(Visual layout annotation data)
_ _ _

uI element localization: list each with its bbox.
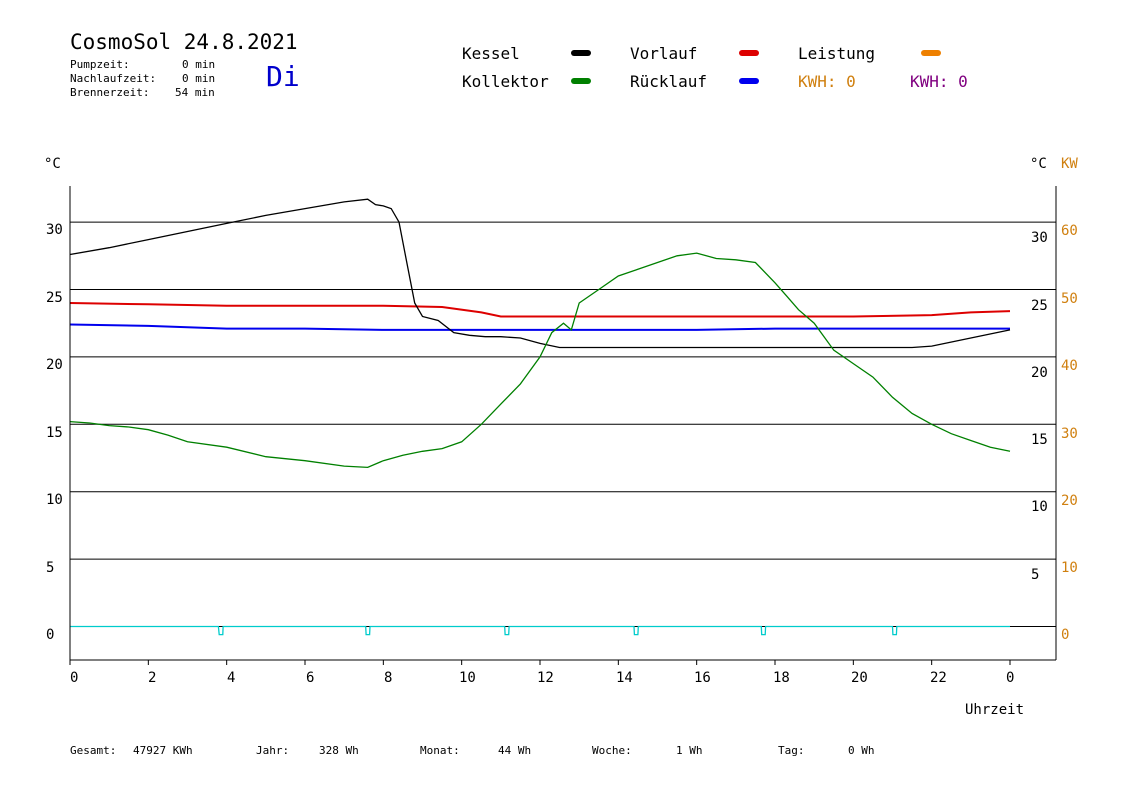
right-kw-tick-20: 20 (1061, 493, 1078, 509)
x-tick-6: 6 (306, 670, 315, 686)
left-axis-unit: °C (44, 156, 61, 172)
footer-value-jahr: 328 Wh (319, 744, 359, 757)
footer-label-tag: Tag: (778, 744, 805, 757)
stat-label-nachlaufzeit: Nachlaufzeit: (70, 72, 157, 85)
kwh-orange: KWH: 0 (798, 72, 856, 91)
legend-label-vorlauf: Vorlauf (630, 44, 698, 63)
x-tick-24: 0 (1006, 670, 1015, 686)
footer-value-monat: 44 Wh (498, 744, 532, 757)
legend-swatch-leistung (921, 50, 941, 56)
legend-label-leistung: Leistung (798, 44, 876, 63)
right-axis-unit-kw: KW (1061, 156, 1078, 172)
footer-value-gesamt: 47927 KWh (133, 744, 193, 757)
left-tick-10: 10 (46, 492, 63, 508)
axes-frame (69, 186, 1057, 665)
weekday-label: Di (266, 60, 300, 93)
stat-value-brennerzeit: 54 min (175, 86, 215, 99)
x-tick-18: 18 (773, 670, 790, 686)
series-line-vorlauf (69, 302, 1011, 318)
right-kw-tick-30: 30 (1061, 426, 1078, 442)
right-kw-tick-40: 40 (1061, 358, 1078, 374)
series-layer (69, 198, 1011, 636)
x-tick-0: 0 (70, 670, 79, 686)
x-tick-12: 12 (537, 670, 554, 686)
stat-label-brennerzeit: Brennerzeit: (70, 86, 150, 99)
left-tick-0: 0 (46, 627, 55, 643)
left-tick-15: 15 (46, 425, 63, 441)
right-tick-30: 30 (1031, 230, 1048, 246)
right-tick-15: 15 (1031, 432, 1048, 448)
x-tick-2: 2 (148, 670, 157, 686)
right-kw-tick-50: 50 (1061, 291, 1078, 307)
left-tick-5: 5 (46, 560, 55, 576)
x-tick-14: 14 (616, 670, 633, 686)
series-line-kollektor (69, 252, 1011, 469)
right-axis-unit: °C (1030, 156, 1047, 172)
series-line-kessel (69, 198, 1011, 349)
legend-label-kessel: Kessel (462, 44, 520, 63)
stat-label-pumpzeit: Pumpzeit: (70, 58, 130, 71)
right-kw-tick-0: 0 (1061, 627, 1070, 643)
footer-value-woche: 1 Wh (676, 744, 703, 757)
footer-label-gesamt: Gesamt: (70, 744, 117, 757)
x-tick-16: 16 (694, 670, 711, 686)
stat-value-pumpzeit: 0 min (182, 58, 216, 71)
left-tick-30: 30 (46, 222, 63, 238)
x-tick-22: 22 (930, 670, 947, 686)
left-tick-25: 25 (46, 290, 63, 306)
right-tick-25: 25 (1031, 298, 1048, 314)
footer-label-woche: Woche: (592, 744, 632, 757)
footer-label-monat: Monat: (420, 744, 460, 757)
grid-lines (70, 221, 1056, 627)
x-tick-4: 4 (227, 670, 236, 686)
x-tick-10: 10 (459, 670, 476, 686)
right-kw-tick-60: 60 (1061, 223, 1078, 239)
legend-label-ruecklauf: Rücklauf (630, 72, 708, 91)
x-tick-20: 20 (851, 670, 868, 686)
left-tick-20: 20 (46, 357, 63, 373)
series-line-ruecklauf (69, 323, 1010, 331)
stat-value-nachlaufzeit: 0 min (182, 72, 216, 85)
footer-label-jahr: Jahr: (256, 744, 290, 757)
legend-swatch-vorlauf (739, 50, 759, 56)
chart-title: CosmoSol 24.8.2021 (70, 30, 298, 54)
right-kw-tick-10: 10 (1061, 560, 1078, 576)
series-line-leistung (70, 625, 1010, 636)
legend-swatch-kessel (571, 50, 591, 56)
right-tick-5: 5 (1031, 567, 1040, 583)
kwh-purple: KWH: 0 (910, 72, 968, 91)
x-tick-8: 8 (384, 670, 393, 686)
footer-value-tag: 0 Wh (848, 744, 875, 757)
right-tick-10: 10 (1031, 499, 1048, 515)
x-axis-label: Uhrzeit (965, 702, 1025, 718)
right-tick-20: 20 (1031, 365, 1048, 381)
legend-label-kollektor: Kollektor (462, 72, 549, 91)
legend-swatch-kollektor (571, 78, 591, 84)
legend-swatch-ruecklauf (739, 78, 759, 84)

_ _ _

◆ Task statement: Rewrite all of the items above with "bbox" changed to "bounding box" and nothing else altered. Leave out the pictures.

◆ Task response:
uI element localization: list each with its bounding box.
right-kw-tick-20: 20 (1061, 493, 1078, 509)
x-tick-6: 6 (306, 670, 315, 686)
left-axis-unit: °C (44, 156, 61, 172)
footer-value-jahr: 328 Wh (319, 744, 359, 757)
footer-label-tag: Tag: (778, 744, 805, 757)
stat-label-nachlaufzeit: Nachlaufzeit: (70, 72, 157, 85)
kwh-orange: KWH: 0 (798, 72, 856, 91)
legend-label-vorlauf: Vorlauf (630, 44, 698, 63)
x-tick-24: 0 (1006, 670, 1015, 686)
footer-value-monat: 44 Wh (498, 744, 532, 757)
legend-swatch-leistung (921, 50, 941, 56)
legend-label-leistung: Leistung (798, 44, 876, 63)
right-axis-unit-kw: KW (1061, 156, 1078, 172)
footer-value-gesamt: 47927 KWh (133, 744, 193, 757)
left-tick-10: 10 (46, 492, 63, 508)
axes-frame (69, 186, 1057, 665)
weekday-label: Di (266, 60, 300, 93)
stat-value-brennerzeit: 54 min (175, 86, 215, 99)
x-tick-18: 18 (773, 670, 790, 686)
series-line-vorlauf (69, 302, 1011, 318)
right-kw-tick-30: 30 (1061, 426, 1078, 442)
right-kw-tick-40: 40 (1061, 358, 1078, 374)
series-layer (69, 198, 1011, 636)
x-tick-0: 0 (70, 670, 79, 686)
x-tick-12: 12 (537, 670, 554, 686)
stat-label-brennerzeit: Brennerzeit: (70, 86, 150, 99)
left-tick-0: 0 (46, 627, 55, 643)
left-tick-15: 15 (46, 425, 63, 441)
right-tick-30: 30 (1031, 230, 1048, 246)
right-tick-15: 15 (1031, 432, 1048, 448)
x-tick-2: 2 (148, 670, 157, 686)
right-kw-tick-50: 50 (1061, 291, 1078, 307)
left-tick-5: 5 (46, 560, 55, 576)
x-tick-14: 14 (616, 670, 633, 686)
series-line-kollektor (69, 252, 1011, 469)
right-axis-unit: °C (1030, 156, 1047, 172)
series-line-kessel (69, 198, 1011, 349)
legend-label-kessel: Kessel (462, 44, 520, 63)
stat-label-pumpzeit: Pumpzeit: (70, 58, 130, 71)
right-kw-tick-0: 0 (1061, 627, 1070, 643)
footer-value-woche: 1 Wh (676, 744, 703, 757)
footer-label-gesamt: Gesamt: (70, 744, 117, 757)
x-tick-16: 16 (694, 670, 711, 686)
stat-value-pumpzeit: 0 min (182, 58, 216, 71)
left-tick-30: 30 (46, 222, 63, 238)
x-tick-22: 22 (930, 670, 947, 686)
left-tick-25: 25 (46, 290, 63, 306)
right-tick-25: 25 (1031, 298, 1048, 314)
footer-label-woche: Woche: (592, 744, 632, 757)
footer-label-monat: Monat: (420, 744, 460, 757)
grid-lines (70, 221, 1056, 627)
x-tick-4: 4 (227, 670, 236, 686)
x-tick-10: 10 (459, 670, 476, 686)
right-kw-tick-60: 60 (1061, 223, 1078, 239)
legend-label-ruecklauf: Rücklauf (630, 72, 708, 91)
x-tick-20: 20 (851, 670, 868, 686)
left-tick-20: 20 (46, 357, 63, 373)
series-line-ruecklauf (69, 323, 1010, 331)
stat-value-nachlaufzeit: 0 min (182, 72, 216, 85)
footer-label-jahr: Jahr: (256, 744, 290, 757)
legend-swatch-vorlauf (739, 50, 759, 56)
chart-title: CosmoSol 24.8.2021 (70, 30, 298, 54)
right-kw-tick-10: 10 (1061, 560, 1078, 576)
series-line-leistung (70, 625, 1010, 636)
legend-swatch-kessel (571, 50, 591, 56)
right-tick-5: 5 (1031, 567, 1040, 583)
kwh-purple: KWH: 0 (910, 72, 968, 91)
x-tick-8: 8 (384, 670, 393, 686)
footer-value-tag: 0 Wh (848, 744, 875, 757)
right-tick-10: 10 (1031, 499, 1048, 515)
x-axis-label: Uhrzeit (965, 702, 1025, 718)
right-tick-20: 20 (1031, 365, 1048, 381)
legend-label-kollektor: Kollektor (462, 72, 549, 91)
legend-swatch-kollektor (571, 78, 591, 84)
legend-swatch-ruecklauf (739, 78, 759, 84)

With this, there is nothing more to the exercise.